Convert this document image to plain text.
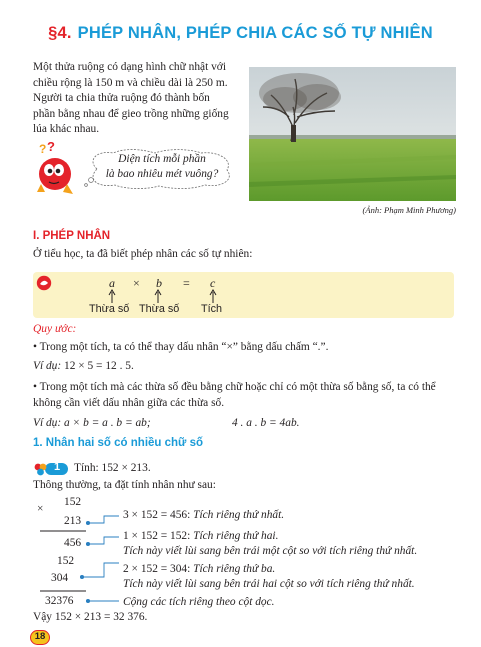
§4. PHÉP NHÂN, PHÉP CHIA CÁC SỐ TỰ NHIÊN
Một thửa ruộng có dạng hình chữ nhật với
chiều rộng là 150 m và chiều dài là 250 m.
Người ta chia thửa ruộng đó thành bốn
phần bằng nhau để gieo trồng những giống
lúa khác nhau.
(Ảnh: Phạm Minh Phương)
? ?
Diện tích mỗi phần
là bao nhiêu mét vuông?
I. PHÉP NHÂN
Ở tiểu học, ta đã biết phép nhân các số tự nhiên:
a × b = c
Thừa số Thừa số Tích
Quy ước:
• Trong một tích, ta có thể thay dấu nhân “×” bằng dấu chấm “.”.
Ví dụ: 12 × 5 = 12 . 5.
• Trong một tích mà các thừa số đều bằng chữ hoặc chỉ có một thừa số bằng số, ta có thể
không cần viết dấu nhân giữa các thừa số.
Ví dụ: a × b = a . b = ab;	4 . a . b = 4ab.
1. Nhân hai số có nhiều chữ số
1 Tính: 152 × 213.
Thông thường, ta đặt tính nhân như sau:
×
152
213
456
152
304
32376
3 × 152 = 456: Tích riêng thứ nhất.
1 × 152 = 152: Tích riêng thứ hai.
Tích này viết lùi sang bên trái một cột so với tích riêng thứ nhất.
2 × 152 = 304: Tích riêng thứ ba.
Tích này viết lùi sang bên trái hai cột so với tích riêng thứ nhất.
Cộng các tích riêng theo cột dọc.
Vậy 152 × 213 = 32 376.
18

* * * * * * *

== WHAT IS EXPECTED ==
Nothing but the pictures may be dropped; output the records above exactly.

== RESPONSE TO THIS TASK ==
Convert this document image to plain text.
§4. PHÉP NHÂN, PHÉP CHIA CÁC SỐ TỰ NHIÊN
Một thửa ruộng có dạng hình chữ nhật với
chiều rộng là 150 m và chiều dài là 250 m.
Người ta chia thửa ruộng đó thành bốn
phần bằng nhau để gieo trồng những giống
lúa khác nhau.
(Ảnh: Phạm Minh Phương)
? ?
Diện tích mỗi phần
là bao nhiêu mét vuông?
I. PHÉP NHÂN
Ở tiểu học, ta đã biết phép nhân các số tự nhiên:
a × b = c
Thừa số Thừa số Tích
Quy ước:
• Trong một tích, ta có thể thay dấu nhân “×” bằng dấu chấm “.”.
Ví dụ: 12 × 5 = 12 . 5.
• Trong một tích mà các thừa số đều bằng chữ hoặc chỉ có một thừa số bằng số, ta có thể
không cần viết dấu nhân giữa các thừa số.
Ví dụ: a × b = a . b = ab;	4 . a . b = 4ab.
1. Nhân hai số có nhiều chữ số
1 Tính: 152 × 213.
Thông thường, ta đặt tính nhân như sau:
×
152
213
456
152
304
32376
3 × 152 = 456: Tích riêng thứ nhất.
1 × 152 = 152: Tích riêng thứ hai.
Tích này viết lùi sang bên trái một cột so với tích riêng thứ nhất.
2 × 152 = 304: Tích riêng thứ ba.
Tích này viết lùi sang bên trái hai cột so với tích riêng thứ nhất.
Cộng các tích riêng theo cột dọc.
Vậy 152 × 213 = 32 376.
18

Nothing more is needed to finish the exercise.